**TEXTO PARA LEER**
================

En aquel tiempo, Jesús y sus discípulos entraron en Cafarnaum, y cuando el sábado siguiente fue a la sinagoga a enseñar, se quedaron asombrados de su doctrina, porque no enseñaba como los escribas, sino con autoridad. Estaba precisamente en la sinagoga un hombre que tenia un espíritu inmundo, y se puso a gritar: “¿Qué quieres de nosotros, Jesús Nazareno? ¿Has venido a acabar con nosotros? Sé quien eres: el Santo de Dios”. Jesús le increpó: “Cállate y sal de él”. El espíritu inmundo lo retorció y, dando un grito muy fuerte, salió. Todos se preguntaban estupefactos: “¿Qué es esto? Este enseñar con autoridad es nuevo. Hasta a los espíritus inmundos les manda y le obedecen”. Su fama se extendía enseguida por todas partes, alcanzando la comarca entera de Galilea.
INVITADOS A REFLEXIONAR
Galilea es, para Marcos, el lugar en el que Cristo predica y actúa de una forma muy especial. En Cafarnaun se producen los primeros impactos de Jesús con las muchedumbres de Galilea. Jesús no ofrece largos discursos, ni siquiera se entretiene con pequeñas lecciones teóricas; prefiere encuentros personales, manifestaciones prodigiosas con signos que, en algunos casos, resultan espectaculares. Los hechos y las palabras de Jesús provocan cambios en profundidad en las personas que acuden a el.
¿Qué pasó con el hombre que tenía el espíritu inmundo? Le reconoció, como Jesús el nazareno, el santo de Dios, -sé que eres el Santo de Dios-; pero no le comprendió., -¿has venido a acabar con nosotros?-. Jesús salva al hombre y obliga al espíritu malo al silencio. Vivimos en una sociedad en la que los poderes malignos tienen la palabra, dicen su menaje, intentan convencer con sus mentiras, mientras los que debería hablar están callados.
Jesús va al fondo de los problemas. No se limita a dar la salud física, sino que busca la dimensión interior de las personas para sanarlas integralmente. Pretende extirpar la raíz del mal para devolver al hombre la dignidad genuina de su ser. Las grandes y pequeñas potencias del mundo se derriten como cera ante la fuerza impresionante de la palabra de Jesús.
Jesús sana dando Vida a la vida del ser humano.
Jesús sana purificando mentes y corazones.
Jesús sana silenciando el dominio del mal.
Jesús sana predicando con autoridad.
Jesús sana iluminando el interior del ser humano.
Jesús sana yendo a la raíz de nuestros males.
Jesús sana denunciando nuestras mentiras.
Jesús sana dando bríos a nuestra fe.
Jesús sana regenerando nuestra filiación divina.
Jesús sana dando testimonio de su Poder.
Toda forma de sanación –física, espiritual, emocional, relacional...- tiene que expresarse con himnos de alabanza y de acción de gracias al Todopoderoso. Cantamos poco al Señor. La oración de alabanza produce frutos maravillosos en la vida de los creyentes. Levanta el ánimo, da fuerza para seguir adelante, estimula nuestra voluntad para servir al Señor con más fidelidad. Dios merece toda nuestra alabanza.

================

**ENTRADAS PROPORCIONADAS**
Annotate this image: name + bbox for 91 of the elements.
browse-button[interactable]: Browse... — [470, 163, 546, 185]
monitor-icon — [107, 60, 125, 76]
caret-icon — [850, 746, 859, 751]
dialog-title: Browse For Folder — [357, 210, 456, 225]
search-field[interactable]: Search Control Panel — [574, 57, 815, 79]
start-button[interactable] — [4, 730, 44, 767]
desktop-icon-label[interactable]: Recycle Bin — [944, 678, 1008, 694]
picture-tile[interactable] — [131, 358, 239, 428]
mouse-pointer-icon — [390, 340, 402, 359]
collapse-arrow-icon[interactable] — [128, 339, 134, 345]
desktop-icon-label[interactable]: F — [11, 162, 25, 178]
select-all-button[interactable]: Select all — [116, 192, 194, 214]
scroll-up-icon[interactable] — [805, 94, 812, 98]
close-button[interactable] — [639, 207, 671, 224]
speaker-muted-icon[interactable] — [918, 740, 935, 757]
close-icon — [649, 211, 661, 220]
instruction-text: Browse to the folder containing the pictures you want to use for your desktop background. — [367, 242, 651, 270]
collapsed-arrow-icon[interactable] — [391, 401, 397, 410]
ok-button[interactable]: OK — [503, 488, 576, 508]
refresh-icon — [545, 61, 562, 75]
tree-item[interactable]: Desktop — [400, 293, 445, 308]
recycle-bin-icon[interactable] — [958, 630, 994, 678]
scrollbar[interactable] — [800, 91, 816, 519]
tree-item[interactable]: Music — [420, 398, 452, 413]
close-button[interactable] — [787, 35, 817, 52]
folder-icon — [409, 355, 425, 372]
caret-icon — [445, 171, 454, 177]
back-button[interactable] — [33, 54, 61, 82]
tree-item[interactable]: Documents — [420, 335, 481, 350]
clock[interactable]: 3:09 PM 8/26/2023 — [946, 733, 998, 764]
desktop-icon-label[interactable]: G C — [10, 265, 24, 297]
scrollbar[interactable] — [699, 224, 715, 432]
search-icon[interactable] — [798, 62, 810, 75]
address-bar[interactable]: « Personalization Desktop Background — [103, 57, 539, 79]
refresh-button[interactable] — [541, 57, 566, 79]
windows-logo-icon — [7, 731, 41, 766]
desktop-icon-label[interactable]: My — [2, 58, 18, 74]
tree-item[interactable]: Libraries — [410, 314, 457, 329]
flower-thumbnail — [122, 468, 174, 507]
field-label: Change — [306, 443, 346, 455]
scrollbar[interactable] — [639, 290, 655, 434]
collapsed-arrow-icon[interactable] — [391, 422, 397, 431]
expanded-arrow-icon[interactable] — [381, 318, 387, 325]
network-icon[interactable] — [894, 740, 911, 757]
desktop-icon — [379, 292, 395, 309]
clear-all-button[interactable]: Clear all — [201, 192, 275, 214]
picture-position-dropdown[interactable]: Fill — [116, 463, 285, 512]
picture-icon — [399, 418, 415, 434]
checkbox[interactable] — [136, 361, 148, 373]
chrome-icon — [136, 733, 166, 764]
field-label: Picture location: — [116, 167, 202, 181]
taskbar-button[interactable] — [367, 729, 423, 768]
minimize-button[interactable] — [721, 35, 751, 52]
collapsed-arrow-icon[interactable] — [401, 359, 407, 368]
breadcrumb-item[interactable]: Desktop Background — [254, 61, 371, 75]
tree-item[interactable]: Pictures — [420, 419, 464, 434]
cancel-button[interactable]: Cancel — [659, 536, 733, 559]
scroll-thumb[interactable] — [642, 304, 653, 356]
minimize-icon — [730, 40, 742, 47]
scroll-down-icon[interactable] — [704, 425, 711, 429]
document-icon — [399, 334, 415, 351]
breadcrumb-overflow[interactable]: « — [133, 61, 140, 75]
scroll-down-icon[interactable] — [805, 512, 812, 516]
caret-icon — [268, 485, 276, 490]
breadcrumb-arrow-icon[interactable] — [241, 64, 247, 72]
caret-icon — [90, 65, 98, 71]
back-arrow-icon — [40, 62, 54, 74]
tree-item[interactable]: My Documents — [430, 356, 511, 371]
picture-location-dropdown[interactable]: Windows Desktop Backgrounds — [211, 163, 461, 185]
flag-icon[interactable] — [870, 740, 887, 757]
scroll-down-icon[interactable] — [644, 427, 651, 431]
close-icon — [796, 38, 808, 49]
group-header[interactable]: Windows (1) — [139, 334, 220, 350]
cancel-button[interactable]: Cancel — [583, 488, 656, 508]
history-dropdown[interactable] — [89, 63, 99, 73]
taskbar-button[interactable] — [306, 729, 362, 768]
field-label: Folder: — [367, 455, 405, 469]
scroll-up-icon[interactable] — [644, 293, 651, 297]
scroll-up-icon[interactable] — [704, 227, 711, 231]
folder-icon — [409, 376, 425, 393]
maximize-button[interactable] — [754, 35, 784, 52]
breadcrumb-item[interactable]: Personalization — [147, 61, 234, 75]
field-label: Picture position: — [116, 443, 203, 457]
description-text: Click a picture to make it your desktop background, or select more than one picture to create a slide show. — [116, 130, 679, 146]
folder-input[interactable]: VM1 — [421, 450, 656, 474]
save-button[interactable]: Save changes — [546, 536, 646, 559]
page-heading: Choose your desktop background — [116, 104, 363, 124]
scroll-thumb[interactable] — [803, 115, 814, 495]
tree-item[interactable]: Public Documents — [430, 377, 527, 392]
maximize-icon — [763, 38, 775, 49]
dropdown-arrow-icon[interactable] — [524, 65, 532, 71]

================

**TU OBJETIVO**
Extrae sin cambios del texto sobre Jesús en Cafarnaum el fragmento que va desde "Jesús sana iluminando" hasta "nuestra filiación divina.", incluidas ambas partes.

**LA SOLUCIÓN**
Jesús sana iluminando el interior del ser humano.
Jesús sana yendo a la raíz de nuestros males.
Jesús sana denunciando nuestras mentiras.
Jesús sana dando bríos a nuestra fe.
Jesús sana regenerando nuestra filiación divina.